→ Written task
Please retype the data in full and exactly; the pictures are not part of the copy.

>> start Task input

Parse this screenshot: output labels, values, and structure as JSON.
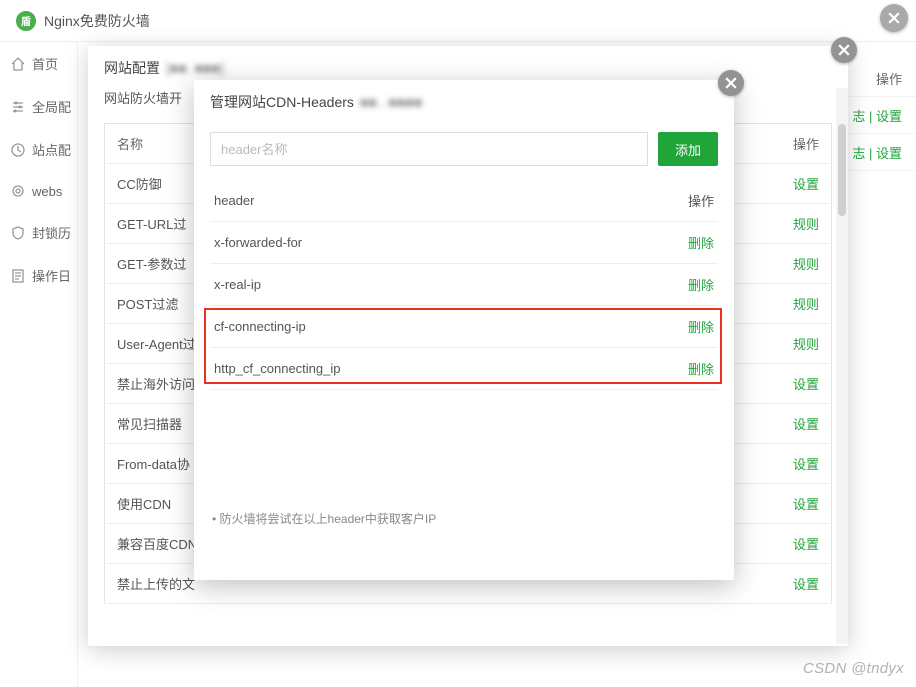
{
  "app": {
    "title": "Nginx免费防火墙"
  },
  "sidebar": {
    "items": [
      {
        "label": "首页",
        "icon": "home-icon"
      },
      {
        "label": "全局配",
        "icon": "sliders-icon"
      },
      {
        "label": "站点配",
        "icon": "clock-icon"
      },
      {
        "label": "webs",
        "icon": "gear-icon"
      },
      {
        "label": "封锁历",
        "icon": "shield-icon"
      },
      {
        "label": "操作日",
        "icon": "list-icon"
      }
    ]
  },
  "peek": {
    "header": "操作",
    "rows": [
      "志 | 设置",
      "志 | 设置"
    ]
  },
  "modal1": {
    "title_prefix": "网站配置",
    "title_blur": "[■■. ■■■]",
    "firewall_label": "网站防火墙开",
    "table": {
      "name_header": "名称",
      "action_header": "操作",
      "rows": [
        {
          "name": "CC防御",
          "action": "设置"
        },
        {
          "name": "GET-URL过",
          "action": "规则"
        },
        {
          "name": "GET-参数过",
          "action": "规则"
        },
        {
          "name": "POST过滤",
          "action": "规则"
        },
        {
          "name": "User-Agent过",
          "action": "规则"
        },
        {
          "name": "禁止海外访问",
          "action": "设置"
        },
        {
          "name": "常见扫描器",
          "action": "设置"
        },
        {
          "name": "From-data协",
          "action": "设置"
        },
        {
          "name": "使用CDN",
          "action": "设置"
        },
        {
          "name": "兼容百度CDN",
          "action": "设置"
        },
        {
          "name": "禁止上传的文",
          "action": "设置"
        }
      ]
    }
  },
  "modal2": {
    "title_prefix": "管理网站CDN-Headers",
    "title_blur": "■■.. ■■■■",
    "input_placeholder": "header名称",
    "add_btn": "添加",
    "table": {
      "name_header": "header",
      "action_header": "操作",
      "rows": [
        {
          "name": "x-forwarded-for",
          "action": "删除",
          "highlight": false
        },
        {
          "name": "x-real-ip",
          "action": "删除",
          "highlight": false
        },
        {
          "name": "cf-connecting-ip",
          "action": "删除",
          "highlight": true
        },
        {
          "name": "http_cf_connecting_ip",
          "action": "删除",
          "highlight": true
        }
      ]
    },
    "footer_note": "防火墙将尝试在以上header中获取客户IP"
  },
  "watermark": "CSDN @tndyx"
}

>> end Task input

→ Result for this exercise
Parse this screenshot: output labels, values, and structure as JSON.
{
  "app": {
    "title": "Nginx免费防火墙"
  },
  "sidebar": {
    "items": [
      {
        "label": "首页",
        "icon": "home-icon"
      },
      {
        "label": "全局配",
        "icon": "sliders-icon"
      },
      {
        "label": "站点配",
        "icon": "clock-icon"
      },
      {
        "label": "webs",
        "icon": "gear-icon"
      },
      {
        "label": "封锁历",
        "icon": "shield-icon"
      },
      {
        "label": "操作日",
        "icon": "list-icon"
      }
    ]
  },
  "peek": {
    "header": "操作",
    "rows": [
      "志 | 设置",
      "志 | 设置"
    ]
  },
  "modal1": {
    "title_prefix": "网站配置",
    "title_blur": "[■■. ■■■]",
    "firewall_label": "网站防火墙开",
    "table": {
      "name_header": "名称",
      "action_header": "操作",
      "rows": [
        {
          "name": "CC防御",
          "action": "设置"
        },
        {
          "name": "GET-URL过",
          "action": "规则"
        },
        {
          "name": "GET-参数过",
          "action": "规则"
        },
        {
          "name": "POST过滤",
          "action": "规则"
        },
        {
          "name": "User-Agent过",
          "action": "规则"
        },
        {
          "name": "禁止海外访问",
          "action": "设置"
        },
        {
          "name": "常见扫描器",
          "action": "设置"
        },
        {
          "name": "From-data协",
          "action": "设置"
        },
        {
          "name": "使用CDN",
          "action": "设置"
        },
        {
          "name": "兼容百度CDN",
          "action": "设置"
        },
        {
          "name": "禁止上传的文",
          "action": "设置"
        }
      ]
    }
  },
  "modal2": {
    "title_prefix": "管理网站CDN-Headers",
    "title_blur": "■■.. ■■■■",
    "input_placeholder": "header名称",
    "add_btn": "添加",
    "table": {
      "name_header": "header",
      "action_header": "操作",
      "rows": [
        {
          "name": "x-forwarded-for",
          "action": "删除",
          "highlight": false
        },
        {
          "name": "x-real-ip",
          "action": "删除",
          "highlight": false
        },
        {
          "name": "cf-connecting-ip",
          "action": "删除",
          "highlight": true
        },
        {
          "name": "http_cf_connecting_ip",
          "action": "删除",
          "highlight": true
        }
      ]
    },
    "footer_note": "防火墙将尝试在以上header中获取客户IP"
  },
  "watermark": "CSDN @tndyx"
}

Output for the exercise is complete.